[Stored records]
====================

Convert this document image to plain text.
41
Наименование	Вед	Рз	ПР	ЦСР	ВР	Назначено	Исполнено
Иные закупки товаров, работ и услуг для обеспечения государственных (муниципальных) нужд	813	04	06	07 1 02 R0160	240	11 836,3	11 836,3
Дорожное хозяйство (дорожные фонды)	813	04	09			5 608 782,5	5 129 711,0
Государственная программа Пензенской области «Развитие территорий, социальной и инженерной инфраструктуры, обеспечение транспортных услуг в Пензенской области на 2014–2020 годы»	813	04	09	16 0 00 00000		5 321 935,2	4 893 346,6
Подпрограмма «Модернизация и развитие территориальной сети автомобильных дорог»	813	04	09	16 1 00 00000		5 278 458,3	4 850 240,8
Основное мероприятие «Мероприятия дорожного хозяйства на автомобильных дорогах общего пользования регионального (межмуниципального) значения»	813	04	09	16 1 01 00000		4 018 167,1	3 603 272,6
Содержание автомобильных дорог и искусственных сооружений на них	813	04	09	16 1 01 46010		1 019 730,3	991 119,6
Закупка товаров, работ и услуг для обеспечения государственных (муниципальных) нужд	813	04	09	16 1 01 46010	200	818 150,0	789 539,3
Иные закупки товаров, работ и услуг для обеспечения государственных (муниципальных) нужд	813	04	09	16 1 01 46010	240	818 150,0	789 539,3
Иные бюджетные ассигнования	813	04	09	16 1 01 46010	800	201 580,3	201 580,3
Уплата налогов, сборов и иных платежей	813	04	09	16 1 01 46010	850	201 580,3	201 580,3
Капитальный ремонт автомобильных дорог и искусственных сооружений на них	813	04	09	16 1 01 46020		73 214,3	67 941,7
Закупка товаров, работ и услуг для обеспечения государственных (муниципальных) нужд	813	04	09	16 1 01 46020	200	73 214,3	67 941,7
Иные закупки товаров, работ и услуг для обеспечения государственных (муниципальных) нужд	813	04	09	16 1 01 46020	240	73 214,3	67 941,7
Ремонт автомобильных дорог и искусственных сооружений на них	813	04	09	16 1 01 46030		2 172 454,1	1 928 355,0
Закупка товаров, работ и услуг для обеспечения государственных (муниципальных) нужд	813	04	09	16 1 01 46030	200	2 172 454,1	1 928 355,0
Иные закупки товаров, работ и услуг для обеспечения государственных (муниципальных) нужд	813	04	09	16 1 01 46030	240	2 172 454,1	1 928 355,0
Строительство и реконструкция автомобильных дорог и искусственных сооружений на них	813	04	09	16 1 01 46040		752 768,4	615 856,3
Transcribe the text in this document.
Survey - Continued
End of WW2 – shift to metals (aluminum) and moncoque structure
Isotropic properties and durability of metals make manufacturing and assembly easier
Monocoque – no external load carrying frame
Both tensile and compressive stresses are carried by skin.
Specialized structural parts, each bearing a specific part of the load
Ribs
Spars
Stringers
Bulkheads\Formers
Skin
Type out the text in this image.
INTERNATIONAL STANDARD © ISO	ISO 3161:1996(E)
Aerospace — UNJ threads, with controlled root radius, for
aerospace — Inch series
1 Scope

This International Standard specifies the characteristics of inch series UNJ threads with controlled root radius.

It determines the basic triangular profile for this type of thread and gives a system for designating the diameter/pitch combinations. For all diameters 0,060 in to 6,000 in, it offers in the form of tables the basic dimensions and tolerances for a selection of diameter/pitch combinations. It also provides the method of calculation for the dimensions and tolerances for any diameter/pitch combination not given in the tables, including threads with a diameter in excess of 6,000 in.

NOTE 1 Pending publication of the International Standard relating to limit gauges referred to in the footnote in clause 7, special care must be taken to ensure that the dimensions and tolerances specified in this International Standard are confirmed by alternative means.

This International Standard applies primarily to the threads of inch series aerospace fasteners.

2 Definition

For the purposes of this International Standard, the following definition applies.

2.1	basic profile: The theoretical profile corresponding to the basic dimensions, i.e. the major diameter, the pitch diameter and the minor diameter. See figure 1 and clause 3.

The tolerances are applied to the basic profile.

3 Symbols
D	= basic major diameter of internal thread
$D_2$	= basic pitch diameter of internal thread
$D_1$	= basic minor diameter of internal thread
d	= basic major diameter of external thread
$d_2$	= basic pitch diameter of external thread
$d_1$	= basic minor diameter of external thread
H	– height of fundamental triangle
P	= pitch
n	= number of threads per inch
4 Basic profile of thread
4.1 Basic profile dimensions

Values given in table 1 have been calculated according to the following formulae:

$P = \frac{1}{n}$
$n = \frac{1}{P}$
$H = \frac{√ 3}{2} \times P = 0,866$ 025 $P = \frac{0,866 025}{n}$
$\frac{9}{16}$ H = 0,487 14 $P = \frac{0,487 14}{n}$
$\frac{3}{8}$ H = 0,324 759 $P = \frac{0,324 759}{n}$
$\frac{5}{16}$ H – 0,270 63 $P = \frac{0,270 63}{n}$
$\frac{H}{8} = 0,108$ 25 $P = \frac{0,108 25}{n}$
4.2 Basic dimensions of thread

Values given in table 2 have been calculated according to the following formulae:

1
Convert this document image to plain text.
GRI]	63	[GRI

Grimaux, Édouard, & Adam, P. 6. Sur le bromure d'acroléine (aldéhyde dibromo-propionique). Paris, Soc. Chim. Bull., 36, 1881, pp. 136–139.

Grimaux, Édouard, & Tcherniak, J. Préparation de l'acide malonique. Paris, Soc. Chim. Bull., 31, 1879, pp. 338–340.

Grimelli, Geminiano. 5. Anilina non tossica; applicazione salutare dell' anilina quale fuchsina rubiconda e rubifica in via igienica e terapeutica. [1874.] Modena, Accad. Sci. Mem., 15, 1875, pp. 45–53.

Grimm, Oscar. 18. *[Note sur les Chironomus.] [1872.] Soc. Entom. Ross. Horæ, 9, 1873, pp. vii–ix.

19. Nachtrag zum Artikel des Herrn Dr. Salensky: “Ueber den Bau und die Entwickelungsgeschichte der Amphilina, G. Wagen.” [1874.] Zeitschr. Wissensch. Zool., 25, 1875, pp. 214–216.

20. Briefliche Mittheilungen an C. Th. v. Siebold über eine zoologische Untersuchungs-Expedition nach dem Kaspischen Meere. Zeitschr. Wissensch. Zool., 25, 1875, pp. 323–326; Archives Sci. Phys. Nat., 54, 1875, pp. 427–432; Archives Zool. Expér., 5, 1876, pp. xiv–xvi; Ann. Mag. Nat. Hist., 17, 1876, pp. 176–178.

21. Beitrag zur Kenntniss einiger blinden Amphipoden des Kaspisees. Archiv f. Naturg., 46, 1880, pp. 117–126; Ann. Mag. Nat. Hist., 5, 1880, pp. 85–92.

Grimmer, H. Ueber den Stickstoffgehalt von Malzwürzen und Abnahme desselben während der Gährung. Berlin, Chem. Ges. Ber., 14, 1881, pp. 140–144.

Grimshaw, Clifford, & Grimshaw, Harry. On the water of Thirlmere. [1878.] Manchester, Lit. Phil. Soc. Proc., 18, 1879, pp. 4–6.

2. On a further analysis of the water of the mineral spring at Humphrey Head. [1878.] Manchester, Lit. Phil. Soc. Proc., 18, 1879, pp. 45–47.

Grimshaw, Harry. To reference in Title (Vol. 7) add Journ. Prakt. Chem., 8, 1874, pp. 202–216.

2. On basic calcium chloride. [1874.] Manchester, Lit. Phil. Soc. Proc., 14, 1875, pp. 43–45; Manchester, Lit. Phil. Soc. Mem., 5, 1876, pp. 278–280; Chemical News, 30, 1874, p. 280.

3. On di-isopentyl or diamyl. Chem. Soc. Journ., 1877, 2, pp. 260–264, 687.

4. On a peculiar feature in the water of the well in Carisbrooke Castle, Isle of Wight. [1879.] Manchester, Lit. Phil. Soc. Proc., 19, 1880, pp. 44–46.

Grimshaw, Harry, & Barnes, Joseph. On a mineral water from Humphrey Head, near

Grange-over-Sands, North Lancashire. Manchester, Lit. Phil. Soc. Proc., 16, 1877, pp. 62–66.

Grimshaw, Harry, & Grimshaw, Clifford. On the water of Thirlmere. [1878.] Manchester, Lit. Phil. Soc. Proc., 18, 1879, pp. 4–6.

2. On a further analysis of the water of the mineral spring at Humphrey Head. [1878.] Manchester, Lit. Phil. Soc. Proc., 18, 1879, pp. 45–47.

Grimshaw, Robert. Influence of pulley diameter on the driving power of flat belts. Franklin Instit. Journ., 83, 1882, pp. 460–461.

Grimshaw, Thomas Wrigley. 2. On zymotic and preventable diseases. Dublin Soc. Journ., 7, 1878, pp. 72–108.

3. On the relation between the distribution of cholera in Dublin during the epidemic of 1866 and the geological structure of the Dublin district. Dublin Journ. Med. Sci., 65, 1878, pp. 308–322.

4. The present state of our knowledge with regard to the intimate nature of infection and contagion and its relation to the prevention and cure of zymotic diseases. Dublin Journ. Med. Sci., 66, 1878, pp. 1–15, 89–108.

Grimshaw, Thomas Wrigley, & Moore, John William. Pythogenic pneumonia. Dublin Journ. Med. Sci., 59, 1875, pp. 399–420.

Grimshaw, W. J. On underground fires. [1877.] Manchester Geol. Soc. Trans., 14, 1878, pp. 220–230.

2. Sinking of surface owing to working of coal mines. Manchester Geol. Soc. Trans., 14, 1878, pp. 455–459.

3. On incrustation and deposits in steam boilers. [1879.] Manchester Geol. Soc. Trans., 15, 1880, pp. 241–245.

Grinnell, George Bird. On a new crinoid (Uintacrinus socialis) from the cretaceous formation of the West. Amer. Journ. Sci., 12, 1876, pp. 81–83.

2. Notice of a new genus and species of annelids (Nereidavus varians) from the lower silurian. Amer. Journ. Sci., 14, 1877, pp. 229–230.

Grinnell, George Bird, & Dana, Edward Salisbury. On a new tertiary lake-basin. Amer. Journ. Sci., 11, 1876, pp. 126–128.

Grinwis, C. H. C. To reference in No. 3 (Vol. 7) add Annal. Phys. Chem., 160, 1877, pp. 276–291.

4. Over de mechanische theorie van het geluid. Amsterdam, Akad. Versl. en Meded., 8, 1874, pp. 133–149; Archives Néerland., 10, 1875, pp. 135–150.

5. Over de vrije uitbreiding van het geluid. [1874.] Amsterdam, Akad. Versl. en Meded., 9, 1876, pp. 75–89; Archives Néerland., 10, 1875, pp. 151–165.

====================

▶ _Problem requirements_
Count the lines of the data that contain the string "calculated", and reply with that number alone.

▶ _The solution_
2